Exercise » Copy the data exactly; pictures stay out of the copy.
----- Supplied data
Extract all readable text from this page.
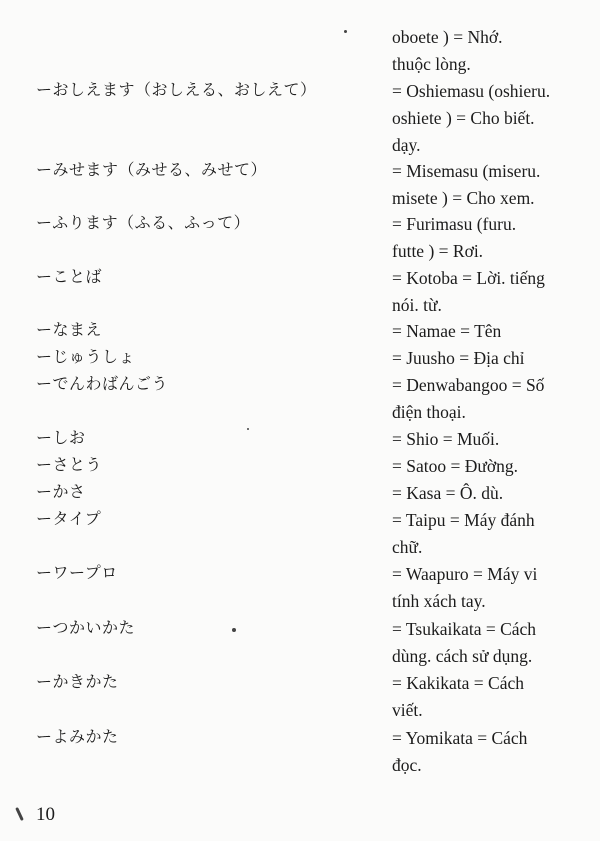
oboete ) = Nhớ.
thuộc lòng.
ーおしえます（おしえる、おしえて）	= Oshiemasu (oshieru.
oshiete ) = Cho biết.
dạy.
ーみせます（みせる、みせて）	= Misemasu (miseru.
misete ) = Cho xem.
ーふります（ふる、ふって）	= Furimasu (furu.
futte ) = Rơi.
ーことば	= Kotoba = Lời. tiếng
nói. từ.
ーなまえ	= Namae = Tên
ーじゅうしょ	= Juusho = Địa chỉ
ーでんわばんごう	= Denwabangoo = Số
điện thoại.
ーしお	= Shio = Muối.
ーさとう	= Satoo = Đường.
ーかさ	= Kasa = Ô. dù.
ータイプ	= Taipu = Máy đánh
chữ.
ーワープロ	= Waapuro = Máy vi
tính xách tay.
ーつかいかた	= Tsukaikata = Cách
dùng. cách sử dụng.
ーかきかた	= Kakikata = Cách
viết.
ーよみかた	= Yomikata = Cách
đọc.
10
----------
Expected output »
Extract all readable text from this page.
oboete ) = Nhớ.
thuộc lòng.
ーおしえます（おしえる、おしえて）	= Oshiemasu (oshieru.
oshiete ) = Cho biết.
dạy.
ーみせます（みせる、みせて）	= Misemasu (miseru.
misete ) = Cho xem.
ーふります（ふる、ふって）	= Furimasu (furu.
futte ) = Rơi.
ーことば	= Kotoba = Lời. tiếng
nói. từ.
ーなまえ	= Namae = Tên
ーじゅうしょ	= Juusho = Địa chỉ
ーでんわばんごう	= Denwabangoo = Số
điện thoại.
ーしお	= Shio = Muối.
ーさとう	= Satoo = Đường.
ーかさ	= Kasa = Ô. dù.
ータイプ	= Taipu = Máy đánh
chữ.
ーワープロ	= Waapuro = Máy vi
tính xách tay.
ーつかいかた	= Tsukaikata = Cách
dùng. cách sử dụng.
ーかきかた	= Kakikata = Cách
viết.
ーよみかた	= Yomikata = Cách
đọc.
10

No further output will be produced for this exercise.